§ Problem to solve:
Keep only the lines where "ἐπίθ" appears.

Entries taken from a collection
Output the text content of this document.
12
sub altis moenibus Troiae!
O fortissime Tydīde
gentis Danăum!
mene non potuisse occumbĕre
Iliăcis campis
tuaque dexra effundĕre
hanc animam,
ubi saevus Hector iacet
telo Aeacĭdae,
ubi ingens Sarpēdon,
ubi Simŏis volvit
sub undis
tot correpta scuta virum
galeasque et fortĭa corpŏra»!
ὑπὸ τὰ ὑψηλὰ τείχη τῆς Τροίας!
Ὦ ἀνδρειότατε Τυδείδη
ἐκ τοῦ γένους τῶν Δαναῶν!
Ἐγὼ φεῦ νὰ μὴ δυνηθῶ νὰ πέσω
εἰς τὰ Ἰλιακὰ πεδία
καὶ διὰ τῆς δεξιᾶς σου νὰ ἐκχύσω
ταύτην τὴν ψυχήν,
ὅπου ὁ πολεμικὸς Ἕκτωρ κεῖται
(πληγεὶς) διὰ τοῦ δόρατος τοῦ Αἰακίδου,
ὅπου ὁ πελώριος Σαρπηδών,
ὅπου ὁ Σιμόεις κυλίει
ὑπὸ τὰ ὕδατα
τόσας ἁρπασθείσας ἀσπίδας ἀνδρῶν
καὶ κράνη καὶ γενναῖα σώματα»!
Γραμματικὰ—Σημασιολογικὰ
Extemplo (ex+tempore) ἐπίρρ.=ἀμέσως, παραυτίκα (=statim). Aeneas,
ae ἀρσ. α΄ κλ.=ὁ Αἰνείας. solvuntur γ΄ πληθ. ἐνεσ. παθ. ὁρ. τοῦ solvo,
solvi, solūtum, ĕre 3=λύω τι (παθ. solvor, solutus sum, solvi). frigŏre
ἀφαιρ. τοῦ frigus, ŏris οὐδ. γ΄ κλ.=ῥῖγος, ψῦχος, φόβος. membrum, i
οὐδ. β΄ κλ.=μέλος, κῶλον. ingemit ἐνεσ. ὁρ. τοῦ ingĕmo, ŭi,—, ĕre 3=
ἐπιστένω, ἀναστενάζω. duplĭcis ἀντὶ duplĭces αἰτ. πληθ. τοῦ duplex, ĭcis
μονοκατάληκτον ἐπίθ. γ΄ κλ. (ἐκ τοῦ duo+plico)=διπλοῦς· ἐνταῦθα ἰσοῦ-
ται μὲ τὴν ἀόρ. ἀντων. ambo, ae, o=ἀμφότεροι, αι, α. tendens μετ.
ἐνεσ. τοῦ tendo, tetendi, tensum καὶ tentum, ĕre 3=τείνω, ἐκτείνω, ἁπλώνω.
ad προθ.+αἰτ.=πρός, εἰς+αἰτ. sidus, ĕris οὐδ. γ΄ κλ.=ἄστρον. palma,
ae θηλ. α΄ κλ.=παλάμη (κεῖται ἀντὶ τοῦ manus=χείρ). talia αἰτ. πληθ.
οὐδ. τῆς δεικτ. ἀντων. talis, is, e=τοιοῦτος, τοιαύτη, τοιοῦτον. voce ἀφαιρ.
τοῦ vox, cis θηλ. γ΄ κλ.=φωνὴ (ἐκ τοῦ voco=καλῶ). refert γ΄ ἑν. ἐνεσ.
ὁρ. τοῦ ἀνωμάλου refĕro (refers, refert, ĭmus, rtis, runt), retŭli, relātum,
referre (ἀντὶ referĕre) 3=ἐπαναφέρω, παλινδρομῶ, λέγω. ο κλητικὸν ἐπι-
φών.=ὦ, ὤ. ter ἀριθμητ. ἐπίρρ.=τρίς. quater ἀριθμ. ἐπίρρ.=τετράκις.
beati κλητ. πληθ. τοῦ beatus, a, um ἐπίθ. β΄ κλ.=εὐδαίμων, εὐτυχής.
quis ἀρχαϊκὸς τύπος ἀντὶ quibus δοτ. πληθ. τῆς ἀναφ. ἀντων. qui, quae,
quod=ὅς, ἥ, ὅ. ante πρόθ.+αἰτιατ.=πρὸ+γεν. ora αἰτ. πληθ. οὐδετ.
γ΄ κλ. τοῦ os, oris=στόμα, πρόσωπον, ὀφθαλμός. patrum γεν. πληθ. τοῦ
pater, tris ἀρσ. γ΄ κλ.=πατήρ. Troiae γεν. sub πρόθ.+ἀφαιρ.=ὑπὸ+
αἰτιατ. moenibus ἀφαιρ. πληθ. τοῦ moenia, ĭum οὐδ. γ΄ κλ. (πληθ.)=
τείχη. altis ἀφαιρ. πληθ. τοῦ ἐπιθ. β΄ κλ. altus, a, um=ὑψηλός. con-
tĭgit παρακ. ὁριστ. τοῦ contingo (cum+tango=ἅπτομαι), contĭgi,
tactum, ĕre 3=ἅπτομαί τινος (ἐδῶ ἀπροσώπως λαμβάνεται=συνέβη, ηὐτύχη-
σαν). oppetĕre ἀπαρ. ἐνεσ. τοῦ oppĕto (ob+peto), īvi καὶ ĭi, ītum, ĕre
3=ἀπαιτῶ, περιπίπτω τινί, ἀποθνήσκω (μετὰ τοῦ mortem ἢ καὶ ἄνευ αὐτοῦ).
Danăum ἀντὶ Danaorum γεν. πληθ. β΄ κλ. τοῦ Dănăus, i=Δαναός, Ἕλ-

§ Answer for this exercise:
μονοκατάληκτον ἐπίθ. γ΄ κλ. (ἐκ τοῦ duo+plico)=διπλοῦς· ἐνταῦθα ἰσοῦ-
beati κλητ. πληθ. τοῦ beatus, a, um ἐπίθ. β΄ κλ.=εὐδαίμων, εὐτυχής.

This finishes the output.